▶ [MATERIAL SHOWN]
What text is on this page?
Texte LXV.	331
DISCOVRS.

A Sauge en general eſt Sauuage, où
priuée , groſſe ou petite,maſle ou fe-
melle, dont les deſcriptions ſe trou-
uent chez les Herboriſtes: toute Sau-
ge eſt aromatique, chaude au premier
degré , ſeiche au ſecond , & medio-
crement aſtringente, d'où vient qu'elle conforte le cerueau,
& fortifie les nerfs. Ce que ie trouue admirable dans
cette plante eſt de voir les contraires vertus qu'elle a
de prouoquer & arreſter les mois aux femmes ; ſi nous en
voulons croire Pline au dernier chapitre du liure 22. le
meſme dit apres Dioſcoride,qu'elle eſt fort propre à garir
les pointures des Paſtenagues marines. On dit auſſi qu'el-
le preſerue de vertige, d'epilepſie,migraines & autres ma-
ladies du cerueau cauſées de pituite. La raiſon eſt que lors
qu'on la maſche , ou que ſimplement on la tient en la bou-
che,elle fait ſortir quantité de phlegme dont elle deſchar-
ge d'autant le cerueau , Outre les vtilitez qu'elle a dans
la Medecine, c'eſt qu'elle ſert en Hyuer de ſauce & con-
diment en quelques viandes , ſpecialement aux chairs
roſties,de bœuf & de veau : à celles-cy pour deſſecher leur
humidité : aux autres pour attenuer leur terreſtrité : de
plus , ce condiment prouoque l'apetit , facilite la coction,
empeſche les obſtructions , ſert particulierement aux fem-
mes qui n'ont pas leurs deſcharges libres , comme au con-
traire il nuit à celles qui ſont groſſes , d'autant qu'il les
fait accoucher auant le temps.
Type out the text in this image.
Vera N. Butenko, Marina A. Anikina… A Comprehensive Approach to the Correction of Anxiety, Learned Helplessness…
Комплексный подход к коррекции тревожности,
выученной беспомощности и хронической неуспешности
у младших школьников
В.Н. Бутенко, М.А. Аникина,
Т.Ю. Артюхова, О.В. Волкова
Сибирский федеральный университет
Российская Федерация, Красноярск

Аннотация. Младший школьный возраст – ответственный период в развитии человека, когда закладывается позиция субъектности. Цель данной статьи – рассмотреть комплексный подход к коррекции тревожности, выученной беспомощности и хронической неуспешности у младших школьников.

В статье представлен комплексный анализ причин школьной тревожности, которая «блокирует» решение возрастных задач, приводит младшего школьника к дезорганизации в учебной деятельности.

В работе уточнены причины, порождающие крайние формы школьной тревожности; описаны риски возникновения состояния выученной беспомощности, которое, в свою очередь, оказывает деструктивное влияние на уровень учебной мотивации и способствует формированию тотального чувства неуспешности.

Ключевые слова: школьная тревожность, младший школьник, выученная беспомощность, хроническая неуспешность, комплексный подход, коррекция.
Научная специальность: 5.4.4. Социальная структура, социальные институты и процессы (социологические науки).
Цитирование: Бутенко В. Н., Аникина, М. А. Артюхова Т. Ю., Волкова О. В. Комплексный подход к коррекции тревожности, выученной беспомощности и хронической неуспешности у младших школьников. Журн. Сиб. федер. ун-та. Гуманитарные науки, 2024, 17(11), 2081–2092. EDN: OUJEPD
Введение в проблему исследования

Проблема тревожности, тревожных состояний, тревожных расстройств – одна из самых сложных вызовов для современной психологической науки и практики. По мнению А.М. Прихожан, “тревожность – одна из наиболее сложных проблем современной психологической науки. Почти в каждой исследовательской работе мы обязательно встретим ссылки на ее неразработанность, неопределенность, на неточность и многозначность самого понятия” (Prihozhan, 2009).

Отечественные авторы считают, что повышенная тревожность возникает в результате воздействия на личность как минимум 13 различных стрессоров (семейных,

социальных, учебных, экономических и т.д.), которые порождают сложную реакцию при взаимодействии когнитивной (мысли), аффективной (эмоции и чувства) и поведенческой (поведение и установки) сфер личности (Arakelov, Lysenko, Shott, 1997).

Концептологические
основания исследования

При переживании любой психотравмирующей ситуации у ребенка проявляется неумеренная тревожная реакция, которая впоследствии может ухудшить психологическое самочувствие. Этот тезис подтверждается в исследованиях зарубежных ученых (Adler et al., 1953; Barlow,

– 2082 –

▶ [WHAT IS EXPECTED] Lines of the material that contain the word "Волкова" are to be gathered.

▶ [ANSWER IN FULL]
Т.Ю. Артюхова, О.В. Волкова
Цитирование: Бутенко В. Н., Аникина, М. А. Артюхова Т. Ю., Волкова О. В. Комплексный подход к коррекции тревожности, выученной беспомощности и хронической неуспешности у младших школьников. Журн. Сиб. федер. ун-та. Гуманитарные науки, 2024, 17(11), 2081–2092. EDN: OUJEPD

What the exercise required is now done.